Exercise directions:
Reproduce the listing below in its entirety. Change nothing.

-- START Provided entries --

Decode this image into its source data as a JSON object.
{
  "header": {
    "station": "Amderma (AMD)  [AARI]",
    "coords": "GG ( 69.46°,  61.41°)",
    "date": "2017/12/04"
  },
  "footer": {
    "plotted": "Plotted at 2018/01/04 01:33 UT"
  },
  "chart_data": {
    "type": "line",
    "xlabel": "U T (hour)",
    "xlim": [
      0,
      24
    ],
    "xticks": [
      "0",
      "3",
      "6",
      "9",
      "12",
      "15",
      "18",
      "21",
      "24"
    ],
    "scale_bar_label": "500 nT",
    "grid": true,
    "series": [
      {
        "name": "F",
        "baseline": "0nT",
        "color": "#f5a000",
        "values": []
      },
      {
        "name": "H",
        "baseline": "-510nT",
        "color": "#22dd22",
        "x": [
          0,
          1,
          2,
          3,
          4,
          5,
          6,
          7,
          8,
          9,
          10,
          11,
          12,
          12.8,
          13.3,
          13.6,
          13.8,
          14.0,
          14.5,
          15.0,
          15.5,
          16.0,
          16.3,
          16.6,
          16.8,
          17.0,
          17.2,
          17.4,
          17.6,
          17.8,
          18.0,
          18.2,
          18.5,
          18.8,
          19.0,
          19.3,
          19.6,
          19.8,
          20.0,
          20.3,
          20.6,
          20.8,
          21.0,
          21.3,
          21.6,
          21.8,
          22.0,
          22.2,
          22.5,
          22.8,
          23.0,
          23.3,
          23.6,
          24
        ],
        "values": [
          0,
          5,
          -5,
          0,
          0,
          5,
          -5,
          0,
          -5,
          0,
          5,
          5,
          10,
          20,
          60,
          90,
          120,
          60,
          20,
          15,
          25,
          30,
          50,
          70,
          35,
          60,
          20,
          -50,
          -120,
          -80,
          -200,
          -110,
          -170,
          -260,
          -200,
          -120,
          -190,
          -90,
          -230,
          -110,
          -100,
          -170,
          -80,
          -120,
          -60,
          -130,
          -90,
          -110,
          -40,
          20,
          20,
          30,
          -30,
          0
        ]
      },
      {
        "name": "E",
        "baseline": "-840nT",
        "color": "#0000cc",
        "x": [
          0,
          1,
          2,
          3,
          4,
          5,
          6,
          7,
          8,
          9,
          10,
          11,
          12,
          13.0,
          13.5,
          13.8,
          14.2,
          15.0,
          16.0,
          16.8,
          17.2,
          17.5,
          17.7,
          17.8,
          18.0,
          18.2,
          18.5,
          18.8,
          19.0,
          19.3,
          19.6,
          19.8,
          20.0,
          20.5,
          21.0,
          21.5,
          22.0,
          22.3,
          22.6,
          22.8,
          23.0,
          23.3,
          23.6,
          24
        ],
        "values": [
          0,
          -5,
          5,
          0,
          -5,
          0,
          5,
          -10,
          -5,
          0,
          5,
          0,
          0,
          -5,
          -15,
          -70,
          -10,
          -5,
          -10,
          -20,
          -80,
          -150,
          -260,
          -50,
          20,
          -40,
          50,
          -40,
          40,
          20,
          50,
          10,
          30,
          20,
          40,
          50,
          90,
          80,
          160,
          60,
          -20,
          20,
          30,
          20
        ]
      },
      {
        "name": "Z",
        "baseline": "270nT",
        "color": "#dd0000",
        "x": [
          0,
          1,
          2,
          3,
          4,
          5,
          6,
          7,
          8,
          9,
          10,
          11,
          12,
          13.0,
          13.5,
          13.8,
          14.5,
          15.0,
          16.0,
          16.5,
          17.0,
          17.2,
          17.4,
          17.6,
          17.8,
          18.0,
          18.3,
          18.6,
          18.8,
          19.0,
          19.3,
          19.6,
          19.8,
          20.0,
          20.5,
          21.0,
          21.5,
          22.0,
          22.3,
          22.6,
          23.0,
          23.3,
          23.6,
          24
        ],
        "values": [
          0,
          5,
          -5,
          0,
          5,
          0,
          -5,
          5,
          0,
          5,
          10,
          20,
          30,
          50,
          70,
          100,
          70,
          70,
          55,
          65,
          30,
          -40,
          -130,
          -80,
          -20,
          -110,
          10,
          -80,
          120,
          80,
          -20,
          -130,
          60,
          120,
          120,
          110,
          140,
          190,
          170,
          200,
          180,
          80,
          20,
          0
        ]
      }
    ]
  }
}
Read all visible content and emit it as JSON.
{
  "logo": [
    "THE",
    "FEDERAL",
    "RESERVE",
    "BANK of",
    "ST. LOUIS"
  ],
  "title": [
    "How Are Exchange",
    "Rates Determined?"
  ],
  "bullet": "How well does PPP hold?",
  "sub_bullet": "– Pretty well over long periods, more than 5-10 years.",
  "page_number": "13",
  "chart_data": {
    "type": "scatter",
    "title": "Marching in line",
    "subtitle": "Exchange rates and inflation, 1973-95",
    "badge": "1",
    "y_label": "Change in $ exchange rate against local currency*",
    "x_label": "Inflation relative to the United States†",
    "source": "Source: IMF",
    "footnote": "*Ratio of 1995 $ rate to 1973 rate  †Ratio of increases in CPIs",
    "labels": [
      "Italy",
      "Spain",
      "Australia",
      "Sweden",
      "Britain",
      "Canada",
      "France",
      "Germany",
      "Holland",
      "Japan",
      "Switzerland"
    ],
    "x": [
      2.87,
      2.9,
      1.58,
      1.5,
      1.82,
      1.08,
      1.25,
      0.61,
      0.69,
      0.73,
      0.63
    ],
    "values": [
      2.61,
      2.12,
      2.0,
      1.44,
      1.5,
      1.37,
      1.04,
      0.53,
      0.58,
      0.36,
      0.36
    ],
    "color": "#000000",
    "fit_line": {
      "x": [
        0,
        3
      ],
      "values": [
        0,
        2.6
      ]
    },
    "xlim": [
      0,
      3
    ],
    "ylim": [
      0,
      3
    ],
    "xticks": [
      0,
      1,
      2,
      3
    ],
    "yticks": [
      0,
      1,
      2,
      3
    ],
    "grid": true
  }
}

-- END Provided entries --

Right answer:
Decode this image into its source data as a JSON object.
{
  "header": {
    "station": "Amderma (AMD)  [AARI]",
    "coords": "GG ( 69.46°,  61.41°)",
    "date": "2017/12/04"
  },
  "footer": {
    "plotted": "Plotted at 2018/01/04 01:33 UT"
  },
  "chart_data": {
    "type": "line",
    "xlabel": "U T (hour)",
    "xlim": [
      0,
      24
    ],
    "xticks": [
      "0",
      "3",
      "6",
      "9",
      "12",
      "15",
      "18",
      "21",
      "24"
    ],
    "scale_bar_label": "500 nT",
    "grid": true,
    "series": [
      {
        "name": "F",
        "baseline": "0nT",
        "color": "#f5a000",
        "values": []
      },
      {
        "name": "H",
        "baseline": "-510nT",
        "color": "#22dd22",
        "x": [
          0,
          1,
          2,
          3,
          4,
          5,
          6,
          7,
          8,
          9,
          10,
          11,
          12,
          12.8,
          13.3,
          13.6,
          13.8,
          14.0,
          14.5,
          15.0,
          15.5,
          16.0,
          16.3,
          16.6,
          16.8,
          17.0,
          17.2,
          17.4,
          17.6,
          17.8,
          18.0,
          18.2,
          18.5,
          18.8,
          19.0,
          19.3,
          19.6,
          19.8,
          20.0,
          20.3,
          20.6,
          20.8,
          21.0,
          21.3,
          21.6,
          21.8,
          22.0,
          22.2,
          22.5,
          22.8,
          23.0,
          23.3,
          23.6,
          24
        ],
        "values": [
          0,
          5,
          -5,
          0,
          0,
          5,
          -5,
          0,
          -5,
          0,
          5,
          5,
          10,
          20,
          60,
          90,
          120,
          60,
          20,
          15,
          25,
          30,
          50,
          70,
          35,
          60,
          20,
          -50,
          -120,
          -80,
          -200,
          -110,
          -170,
          -260,
          -200,
          -120,
          -190,
          -90,
          -230,
          -110,
          -100,
          -170,
          -80,
          -120,
          -60,
          -130,
          -90,
          -110,
          -40,
          20,
          20,
          30,
          -30,
          0
        ]
      },
      {
        "name": "E",
        "baseline": "-840nT",
        "color": "#0000cc",
        "x": [
          0,
          1,
          2,
          3,
          4,
          5,
          6,
          7,
          8,
          9,
          10,
          11,
          12,
          13.0,
          13.5,
          13.8,
          14.2,
          15.0,
          16.0,
          16.8,
          17.2,
          17.5,
          17.7,
          17.8,
          18.0,
          18.2,
          18.5,
          18.8,
          19.0,
          19.3,
          19.6,
          19.8,
          20.0,
          20.5,
          21.0,
          21.5,
          22.0,
          22.3,
          22.6,
          22.8,
          23.0,
          23.3,
          23.6,
          24
        ],
        "values": [
          0,
          -5,
          5,
          0,
          -5,
          0,
          5,
          -10,
          -5,
          0,
          5,
          0,
          0,
          -5,
          -15,
          -70,
          -10,
          -5,
          -10,
          -20,
          -80,
          -150,
          -260,
          -50,
          20,
          -40,
          50,
          -40,
          40,
          20,
          50,
          10,
          30,
          20,
          40,
          50,
          90,
          80,
          160,
          60,
          -20,
          20,
          30,
          20
        ]
      },
      {
        "name": "Z",
        "baseline": "270nT",
        "color": "#dd0000",
        "x": [
          0,
          1,
          2,
          3,
          4,
          5,
          6,
          7,
          8,
          9,
          10,
          11,
          12,
          13.0,
          13.5,
          13.8,
          14.5,
          15.0,
          16.0,
          16.5,
          17.0,
          17.2,
          17.4,
          17.6,
          17.8,
          18.0,
          18.3,
          18.6,
          18.8,
          19.0,
          19.3,
          19.6,
          19.8,
          20.0,
          20.5,
          21.0,
          21.5,
          22.0,
          22.3,
          22.6,
          23.0,
          23.3,
          23.6,
          24
        ],
        "values": [
          0,
          5,
          -5,
          0,
          5,
          0,
          -5,
          5,
          0,
          5,
          10,
          20,
          30,
          50,
          70,
          100,
          70,
          70,
          55,
          65,
          30,
          -40,
          -130,
          -80,
          -20,
          -110,
          10,
          -80,
          120,
          80,
          -20,
          -130,
          60,
          120,
          120,
          110,
          140,
          190,
          170,
          200,
          180,
          80,
          20,
          0
        ]
      }
    ]
  }
}
Read all visible content and emit it as JSON.
{
  "logo": [
    "THE",
    "FEDERAL",
    "RESERVE",
    "BANK of",
    "ST. LOUIS"
  ],
  "title": [
    "How Are Exchange",
    "Rates Determined?"
  ],
  "bullet": "How well does PPP hold?",
  "sub_bullet": "– Pretty well over long periods, more than 5-10 years.",
  "page_number": "13",
  "chart_data": {
    "type": "scatter",
    "title": "Marching in line",
    "subtitle": "Exchange rates and inflation, 1973-95",
    "badge": "1",
    "y_label": "Change in $ exchange rate against local currency*",
    "x_label": "Inflation relative to the United States†",
    "source": "Source: IMF",
    "footnote": "*Ratio of 1995 $ rate to 1973 rate  †Ratio of increases in CPIs",
    "labels": [
      "Italy",
      "Spain",
      "Australia",
      "Sweden",
      "Britain",
      "Canada",
      "France",
      "Germany",
      "Holland",
      "Japan",
      "Switzerland"
    ],
    "x": [
      2.87,
      2.9,
      1.58,
      1.5,
      1.82,
      1.08,
      1.25,
      0.61,
      0.69,
      0.73,
      0.63
    ],
    "values": [
      2.61,
      2.12,
      2.0,
      1.44,
      1.5,
      1.37,
      1.04,
      0.53,
      0.58,
      0.36,
      0.36
    ],
    "color": "#000000",
    "fit_line": {
      "x": [
        0,
        3
      ],
      "values": [
        0,
        2.6
      ]
    },
    "xlim": [
      0,
      3
    ],
    "ylim": [
      0,
      3
    ],
    "xticks": [
      0,
      1,
      2,
      3
    ],
    "yticks": [
      0,
      1,
      2,
      3
    ],
    "grid": true
  }
}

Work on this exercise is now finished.